[Collected data]
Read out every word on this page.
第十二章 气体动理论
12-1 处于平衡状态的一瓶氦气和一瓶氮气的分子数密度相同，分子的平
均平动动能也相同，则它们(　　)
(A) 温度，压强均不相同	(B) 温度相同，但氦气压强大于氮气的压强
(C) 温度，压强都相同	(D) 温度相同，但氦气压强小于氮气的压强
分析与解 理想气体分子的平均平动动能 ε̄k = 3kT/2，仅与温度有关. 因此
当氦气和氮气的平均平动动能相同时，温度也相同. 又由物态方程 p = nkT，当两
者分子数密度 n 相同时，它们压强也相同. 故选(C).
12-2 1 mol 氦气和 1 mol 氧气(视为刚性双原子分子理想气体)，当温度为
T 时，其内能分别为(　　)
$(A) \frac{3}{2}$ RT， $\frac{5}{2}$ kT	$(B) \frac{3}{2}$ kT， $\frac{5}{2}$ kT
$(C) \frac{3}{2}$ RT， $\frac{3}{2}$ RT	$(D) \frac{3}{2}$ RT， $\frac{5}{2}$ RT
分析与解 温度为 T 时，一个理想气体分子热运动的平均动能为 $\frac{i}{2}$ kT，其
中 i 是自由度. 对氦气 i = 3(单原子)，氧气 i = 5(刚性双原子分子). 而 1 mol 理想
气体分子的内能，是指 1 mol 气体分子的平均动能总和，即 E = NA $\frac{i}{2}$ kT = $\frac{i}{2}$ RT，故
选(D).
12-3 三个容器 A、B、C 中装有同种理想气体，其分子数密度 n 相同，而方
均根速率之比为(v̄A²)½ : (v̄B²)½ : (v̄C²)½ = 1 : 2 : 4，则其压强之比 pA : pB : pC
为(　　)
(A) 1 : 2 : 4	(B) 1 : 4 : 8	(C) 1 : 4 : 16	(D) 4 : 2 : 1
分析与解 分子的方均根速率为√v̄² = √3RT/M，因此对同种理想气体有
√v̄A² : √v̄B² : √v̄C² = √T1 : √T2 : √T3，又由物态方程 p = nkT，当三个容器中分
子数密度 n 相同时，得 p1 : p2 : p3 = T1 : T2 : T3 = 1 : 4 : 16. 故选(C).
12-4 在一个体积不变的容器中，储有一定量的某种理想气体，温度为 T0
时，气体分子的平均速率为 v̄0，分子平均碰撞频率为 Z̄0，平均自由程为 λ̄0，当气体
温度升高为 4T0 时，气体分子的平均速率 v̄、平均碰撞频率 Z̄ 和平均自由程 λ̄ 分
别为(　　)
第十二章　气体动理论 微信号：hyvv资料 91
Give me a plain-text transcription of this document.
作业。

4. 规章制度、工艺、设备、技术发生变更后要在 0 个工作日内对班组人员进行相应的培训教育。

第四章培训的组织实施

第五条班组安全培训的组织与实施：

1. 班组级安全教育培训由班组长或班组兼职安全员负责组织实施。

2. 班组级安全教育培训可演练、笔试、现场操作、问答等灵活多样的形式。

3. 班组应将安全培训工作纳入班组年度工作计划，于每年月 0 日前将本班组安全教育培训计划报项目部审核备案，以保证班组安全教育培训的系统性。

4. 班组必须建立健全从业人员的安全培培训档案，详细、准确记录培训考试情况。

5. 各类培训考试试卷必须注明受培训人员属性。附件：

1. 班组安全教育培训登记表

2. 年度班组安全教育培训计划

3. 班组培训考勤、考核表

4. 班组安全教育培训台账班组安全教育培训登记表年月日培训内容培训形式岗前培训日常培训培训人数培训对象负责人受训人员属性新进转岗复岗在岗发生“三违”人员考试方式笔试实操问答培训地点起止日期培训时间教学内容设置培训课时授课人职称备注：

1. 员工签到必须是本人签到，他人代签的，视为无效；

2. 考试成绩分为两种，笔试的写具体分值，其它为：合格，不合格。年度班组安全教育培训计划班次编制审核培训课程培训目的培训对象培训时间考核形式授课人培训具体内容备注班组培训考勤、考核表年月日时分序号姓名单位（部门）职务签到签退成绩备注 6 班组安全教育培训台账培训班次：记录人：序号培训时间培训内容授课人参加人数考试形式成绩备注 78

- What you need to do
Gather each line of the listing that holds the string "this".

- Response to the task
Read out every word on this page.
Give me a plain-text transcription of this document.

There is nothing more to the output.